A block of data
_ _ _ _ _ _ _

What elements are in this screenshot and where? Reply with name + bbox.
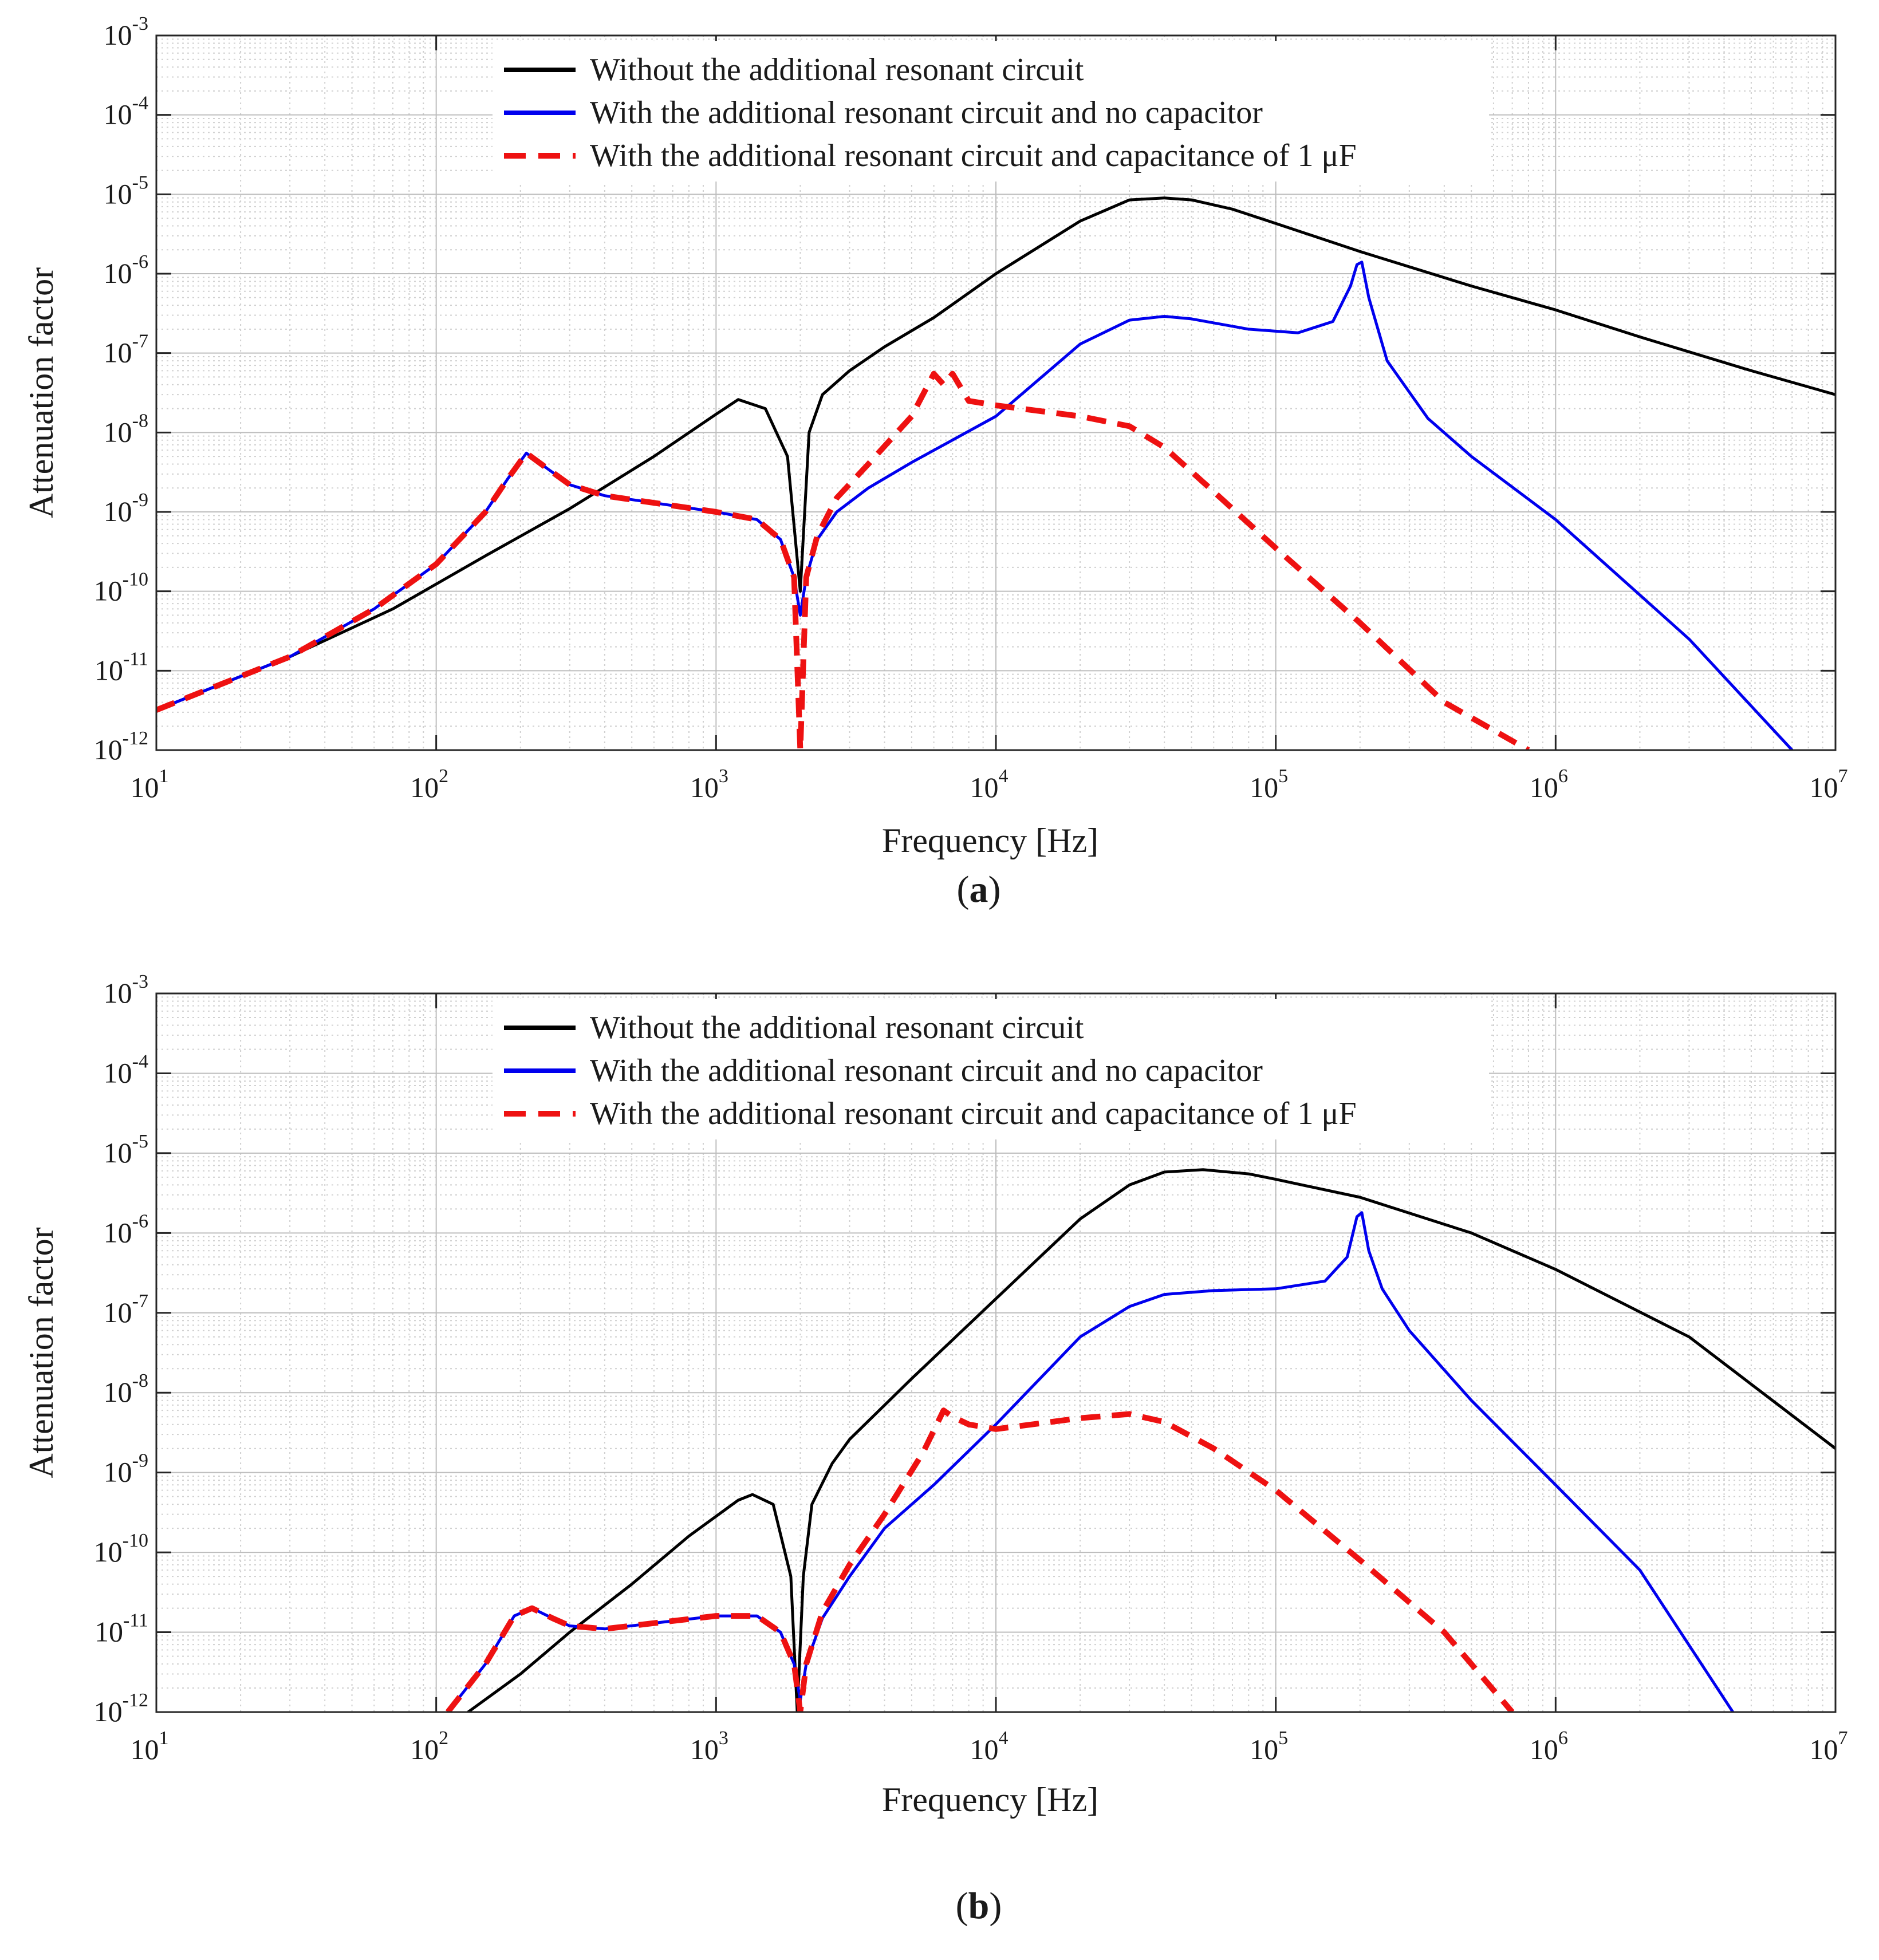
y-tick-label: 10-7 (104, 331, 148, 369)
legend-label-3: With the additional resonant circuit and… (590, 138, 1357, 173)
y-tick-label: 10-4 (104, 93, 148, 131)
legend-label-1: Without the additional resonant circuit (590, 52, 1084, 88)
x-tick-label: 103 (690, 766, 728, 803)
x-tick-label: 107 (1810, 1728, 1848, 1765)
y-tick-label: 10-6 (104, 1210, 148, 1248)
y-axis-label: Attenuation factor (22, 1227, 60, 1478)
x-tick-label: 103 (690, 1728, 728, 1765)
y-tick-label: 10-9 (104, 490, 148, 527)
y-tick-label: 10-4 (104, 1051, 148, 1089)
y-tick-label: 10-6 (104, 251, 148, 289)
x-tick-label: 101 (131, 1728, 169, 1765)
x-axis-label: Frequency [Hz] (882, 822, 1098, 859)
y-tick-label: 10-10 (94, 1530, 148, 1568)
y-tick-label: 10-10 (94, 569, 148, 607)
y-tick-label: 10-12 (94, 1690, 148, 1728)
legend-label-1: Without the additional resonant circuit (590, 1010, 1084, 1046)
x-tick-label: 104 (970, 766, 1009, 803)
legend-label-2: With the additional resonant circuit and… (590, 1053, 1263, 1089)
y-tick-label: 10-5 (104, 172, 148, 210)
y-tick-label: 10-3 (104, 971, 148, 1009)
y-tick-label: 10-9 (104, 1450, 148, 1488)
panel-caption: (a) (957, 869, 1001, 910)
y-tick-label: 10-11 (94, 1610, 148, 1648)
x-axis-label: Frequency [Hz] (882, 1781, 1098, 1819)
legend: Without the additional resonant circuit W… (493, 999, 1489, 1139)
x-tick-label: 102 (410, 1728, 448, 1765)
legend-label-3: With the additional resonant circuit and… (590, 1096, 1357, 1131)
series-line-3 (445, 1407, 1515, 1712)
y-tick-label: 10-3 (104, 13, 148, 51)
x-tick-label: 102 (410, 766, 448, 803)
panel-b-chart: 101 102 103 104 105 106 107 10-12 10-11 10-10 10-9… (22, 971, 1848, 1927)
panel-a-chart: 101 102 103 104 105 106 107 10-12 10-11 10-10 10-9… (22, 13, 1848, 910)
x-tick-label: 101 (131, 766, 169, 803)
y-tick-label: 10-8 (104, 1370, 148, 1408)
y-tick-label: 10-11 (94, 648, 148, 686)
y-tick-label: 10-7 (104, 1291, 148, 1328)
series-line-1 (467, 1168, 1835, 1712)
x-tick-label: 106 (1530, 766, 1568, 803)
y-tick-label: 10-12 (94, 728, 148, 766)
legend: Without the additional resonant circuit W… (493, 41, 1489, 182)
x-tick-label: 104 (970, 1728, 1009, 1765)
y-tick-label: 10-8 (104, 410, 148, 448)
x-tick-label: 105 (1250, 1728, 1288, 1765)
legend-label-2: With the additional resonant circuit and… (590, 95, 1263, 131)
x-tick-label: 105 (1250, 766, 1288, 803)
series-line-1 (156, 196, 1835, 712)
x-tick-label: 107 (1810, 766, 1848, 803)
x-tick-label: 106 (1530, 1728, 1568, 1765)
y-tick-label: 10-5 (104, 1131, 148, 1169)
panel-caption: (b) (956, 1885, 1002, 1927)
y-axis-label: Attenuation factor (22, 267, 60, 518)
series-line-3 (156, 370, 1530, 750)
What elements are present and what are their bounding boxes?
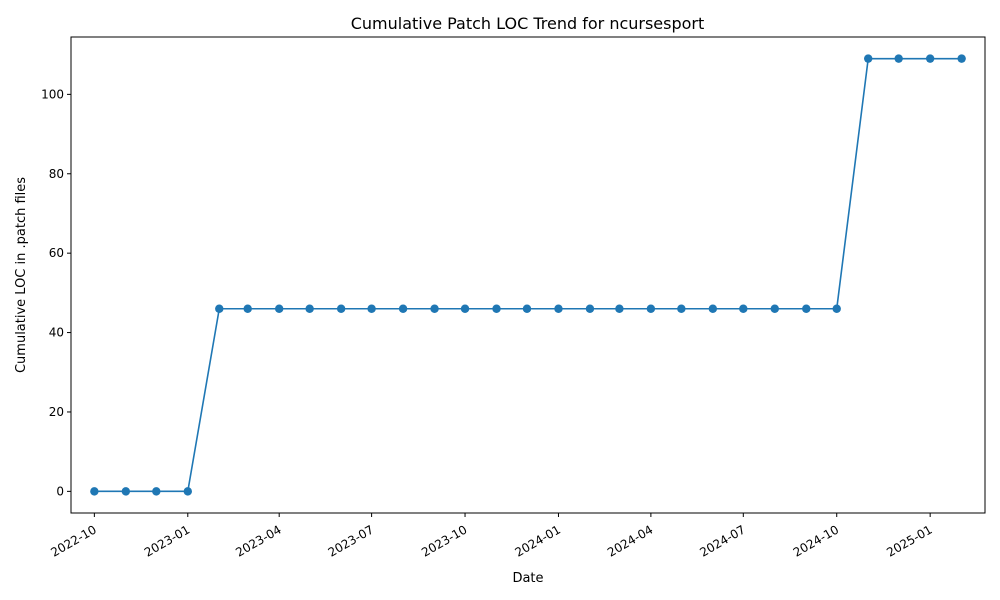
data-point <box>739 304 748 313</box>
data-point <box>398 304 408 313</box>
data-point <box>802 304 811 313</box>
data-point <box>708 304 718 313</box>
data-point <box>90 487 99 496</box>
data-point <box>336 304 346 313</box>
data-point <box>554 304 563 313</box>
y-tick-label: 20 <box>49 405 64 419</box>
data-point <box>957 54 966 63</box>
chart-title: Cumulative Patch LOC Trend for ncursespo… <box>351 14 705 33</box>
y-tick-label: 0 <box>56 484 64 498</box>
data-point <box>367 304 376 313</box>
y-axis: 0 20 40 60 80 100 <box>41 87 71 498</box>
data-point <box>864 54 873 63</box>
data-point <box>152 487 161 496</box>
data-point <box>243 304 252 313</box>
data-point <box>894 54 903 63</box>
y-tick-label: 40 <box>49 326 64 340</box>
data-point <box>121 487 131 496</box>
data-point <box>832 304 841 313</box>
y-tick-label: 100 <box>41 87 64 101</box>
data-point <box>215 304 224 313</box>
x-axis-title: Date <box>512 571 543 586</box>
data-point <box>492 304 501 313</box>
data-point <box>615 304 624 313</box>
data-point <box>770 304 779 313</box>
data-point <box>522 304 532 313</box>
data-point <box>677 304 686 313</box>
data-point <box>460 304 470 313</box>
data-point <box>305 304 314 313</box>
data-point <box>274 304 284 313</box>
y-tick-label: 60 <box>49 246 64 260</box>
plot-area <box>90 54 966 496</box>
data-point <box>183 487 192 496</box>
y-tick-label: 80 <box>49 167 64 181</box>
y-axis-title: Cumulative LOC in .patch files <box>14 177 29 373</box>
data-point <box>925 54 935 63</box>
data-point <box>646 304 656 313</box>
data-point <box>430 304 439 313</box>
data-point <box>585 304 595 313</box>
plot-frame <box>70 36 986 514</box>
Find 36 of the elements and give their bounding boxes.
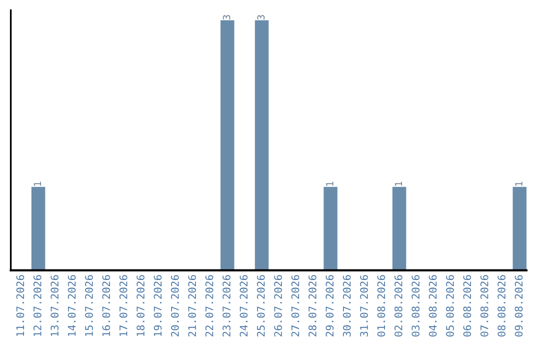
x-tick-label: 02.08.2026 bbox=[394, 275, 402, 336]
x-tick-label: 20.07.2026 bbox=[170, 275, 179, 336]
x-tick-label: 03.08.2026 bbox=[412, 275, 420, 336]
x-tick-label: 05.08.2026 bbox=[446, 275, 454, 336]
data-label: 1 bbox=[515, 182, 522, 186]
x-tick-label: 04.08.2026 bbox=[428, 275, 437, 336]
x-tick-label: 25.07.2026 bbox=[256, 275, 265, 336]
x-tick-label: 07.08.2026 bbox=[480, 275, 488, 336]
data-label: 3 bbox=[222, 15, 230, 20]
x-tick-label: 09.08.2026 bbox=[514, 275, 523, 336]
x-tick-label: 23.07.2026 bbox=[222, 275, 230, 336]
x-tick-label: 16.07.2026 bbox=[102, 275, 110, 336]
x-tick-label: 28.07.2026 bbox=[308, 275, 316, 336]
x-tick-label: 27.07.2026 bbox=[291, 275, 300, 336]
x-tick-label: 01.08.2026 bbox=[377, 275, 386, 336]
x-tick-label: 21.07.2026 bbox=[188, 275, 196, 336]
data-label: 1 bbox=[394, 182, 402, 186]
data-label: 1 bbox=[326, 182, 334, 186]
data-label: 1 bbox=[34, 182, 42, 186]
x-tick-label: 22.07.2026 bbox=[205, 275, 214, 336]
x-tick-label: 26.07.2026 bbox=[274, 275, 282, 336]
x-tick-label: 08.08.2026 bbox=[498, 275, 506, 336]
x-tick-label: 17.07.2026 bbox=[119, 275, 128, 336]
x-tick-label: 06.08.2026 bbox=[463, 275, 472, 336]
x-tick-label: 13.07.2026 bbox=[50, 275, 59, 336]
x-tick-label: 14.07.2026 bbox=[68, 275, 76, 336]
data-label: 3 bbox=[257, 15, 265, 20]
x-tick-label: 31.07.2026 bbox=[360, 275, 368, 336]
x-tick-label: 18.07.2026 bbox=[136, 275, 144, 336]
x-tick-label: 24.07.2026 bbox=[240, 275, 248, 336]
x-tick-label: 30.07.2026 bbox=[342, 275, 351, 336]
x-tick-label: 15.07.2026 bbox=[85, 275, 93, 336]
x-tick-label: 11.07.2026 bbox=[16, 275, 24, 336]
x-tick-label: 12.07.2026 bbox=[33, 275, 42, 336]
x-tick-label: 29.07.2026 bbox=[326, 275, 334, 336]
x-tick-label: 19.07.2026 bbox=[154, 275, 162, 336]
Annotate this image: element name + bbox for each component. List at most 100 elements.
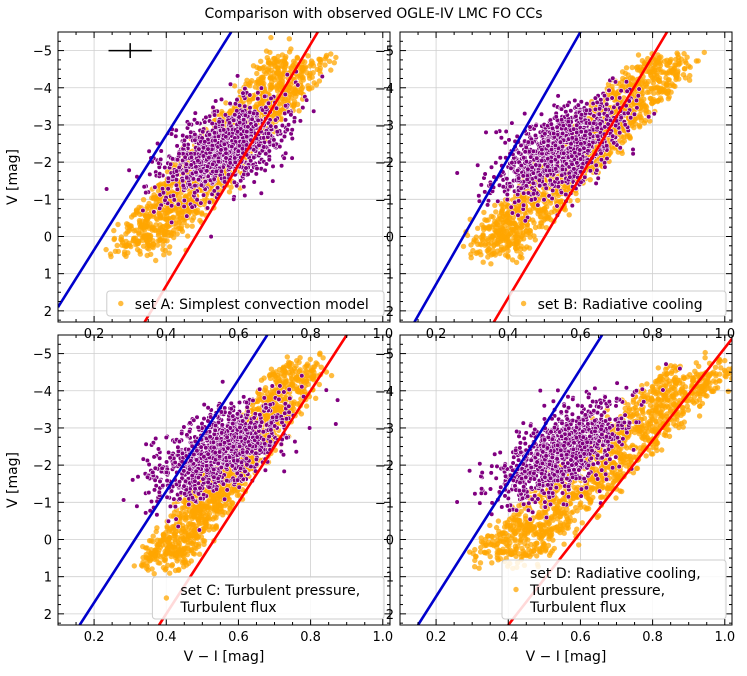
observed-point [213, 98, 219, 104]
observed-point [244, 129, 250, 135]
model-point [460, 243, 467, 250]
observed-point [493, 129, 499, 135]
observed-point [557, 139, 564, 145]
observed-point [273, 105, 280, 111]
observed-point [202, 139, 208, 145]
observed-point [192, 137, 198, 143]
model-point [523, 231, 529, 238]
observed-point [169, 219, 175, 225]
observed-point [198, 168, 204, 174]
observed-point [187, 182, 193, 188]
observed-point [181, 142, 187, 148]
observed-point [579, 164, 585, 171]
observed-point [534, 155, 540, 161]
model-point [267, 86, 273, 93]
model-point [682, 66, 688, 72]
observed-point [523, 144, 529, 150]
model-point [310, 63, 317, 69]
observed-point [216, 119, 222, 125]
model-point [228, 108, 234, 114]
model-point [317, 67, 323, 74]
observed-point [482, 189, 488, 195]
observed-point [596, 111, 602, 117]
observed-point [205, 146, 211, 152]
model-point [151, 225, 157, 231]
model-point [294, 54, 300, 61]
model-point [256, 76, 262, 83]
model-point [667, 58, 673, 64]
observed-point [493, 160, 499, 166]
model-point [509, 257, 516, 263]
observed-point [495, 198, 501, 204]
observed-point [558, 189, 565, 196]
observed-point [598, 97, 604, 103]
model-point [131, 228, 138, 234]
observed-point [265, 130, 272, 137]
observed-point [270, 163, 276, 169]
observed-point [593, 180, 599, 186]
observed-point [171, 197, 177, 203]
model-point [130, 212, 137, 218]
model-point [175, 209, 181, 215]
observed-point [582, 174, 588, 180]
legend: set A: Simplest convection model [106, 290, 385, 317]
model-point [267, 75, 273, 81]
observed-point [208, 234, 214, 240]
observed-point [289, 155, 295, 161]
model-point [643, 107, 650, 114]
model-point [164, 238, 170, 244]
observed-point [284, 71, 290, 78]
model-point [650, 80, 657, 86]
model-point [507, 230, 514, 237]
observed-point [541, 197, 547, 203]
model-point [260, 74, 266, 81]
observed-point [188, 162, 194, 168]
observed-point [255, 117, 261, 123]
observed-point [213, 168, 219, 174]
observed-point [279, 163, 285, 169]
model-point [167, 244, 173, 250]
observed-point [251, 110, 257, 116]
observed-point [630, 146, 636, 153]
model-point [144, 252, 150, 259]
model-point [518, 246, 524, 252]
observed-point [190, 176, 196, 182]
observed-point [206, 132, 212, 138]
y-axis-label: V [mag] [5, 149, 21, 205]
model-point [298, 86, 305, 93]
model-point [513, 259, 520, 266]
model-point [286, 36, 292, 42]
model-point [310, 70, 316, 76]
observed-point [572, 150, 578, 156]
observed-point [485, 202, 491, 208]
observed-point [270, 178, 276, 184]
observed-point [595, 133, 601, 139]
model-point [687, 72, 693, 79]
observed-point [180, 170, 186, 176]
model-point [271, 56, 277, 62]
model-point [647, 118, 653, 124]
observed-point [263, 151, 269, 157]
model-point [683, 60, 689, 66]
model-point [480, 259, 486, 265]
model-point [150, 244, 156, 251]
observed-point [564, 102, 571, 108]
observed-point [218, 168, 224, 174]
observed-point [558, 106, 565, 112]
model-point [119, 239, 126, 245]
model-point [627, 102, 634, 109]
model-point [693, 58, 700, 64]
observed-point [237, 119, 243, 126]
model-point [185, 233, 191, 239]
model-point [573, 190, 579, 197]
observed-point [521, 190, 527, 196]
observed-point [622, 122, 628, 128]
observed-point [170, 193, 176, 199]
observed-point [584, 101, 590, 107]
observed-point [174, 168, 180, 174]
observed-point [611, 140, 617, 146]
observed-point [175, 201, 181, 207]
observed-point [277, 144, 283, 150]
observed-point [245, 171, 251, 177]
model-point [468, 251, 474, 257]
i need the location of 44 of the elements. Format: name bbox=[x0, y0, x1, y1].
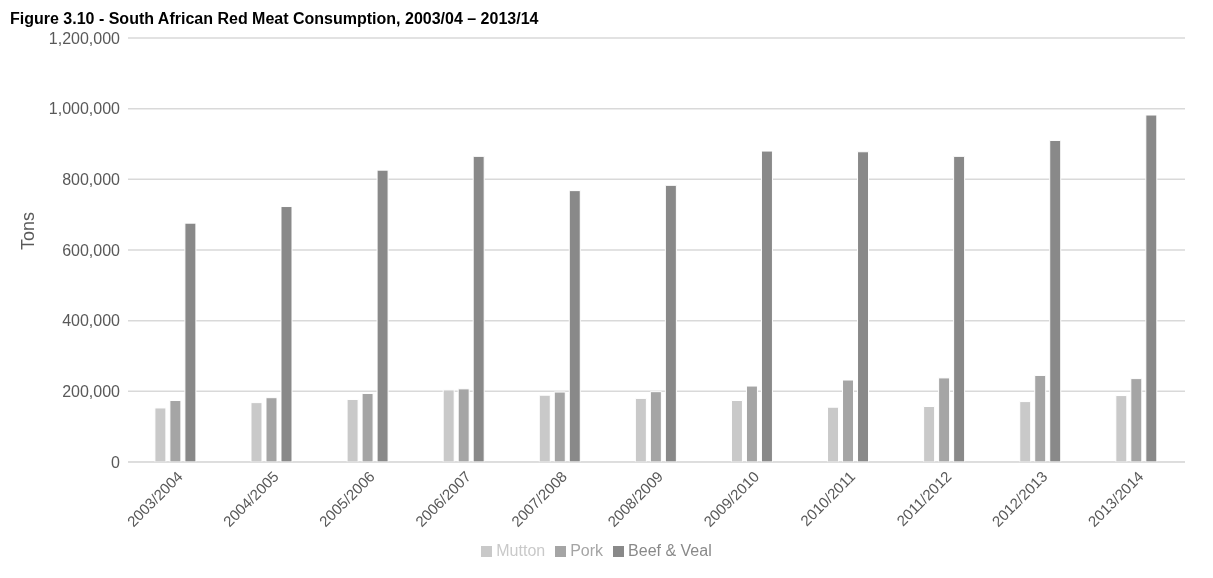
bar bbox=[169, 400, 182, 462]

_ _ _ _ _ _ _

:: To be done ::
Copy out the lines from the one containing "observed-point [213, 98, 219, 104]" through the one containing "observed-point [493, 160, 499, 166]", both included, unchanged.

:: Response below ::
observed-point [213, 98, 219, 104]
observed-point [244, 129, 250, 135]
model-point [460, 243, 467, 250]
observed-point [493, 129, 499, 135]
observed-point [557, 139, 564, 145]
observed-point [273, 105, 280, 111]
observed-point [202, 139, 208, 145]
observed-point [192, 137, 198, 143]
model-point [523, 231, 529, 238]
observed-point [169, 219, 175, 225]
observed-point [198, 168, 204, 174]
observed-point [187, 182, 193, 188]
observed-point [181, 142, 187, 148]
observed-point [579, 164, 585, 171]
observed-point [534, 155, 540, 161]
model-point [267, 86, 273, 93]
model-point [682, 66, 688, 72]
observed-point [523, 144, 529, 150]
model-point [310, 63, 317, 69]
observed-point [216, 119, 222, 125]
model-point [228, 108, 234, 114]
model-point [317, 67, 323, 74]
observed-point [482, 189, 488, 195]
observed-point [596, 111, 602, 117]
observed-point [205, 146, 211, 152]
model-point [151, 225, 157, 231]
model-point [294, 54, 300, 61]
model-point [256, 76, 262, 83]
model-point [667, 58, 673, 64]
observed-point [493, 160, 499, 166]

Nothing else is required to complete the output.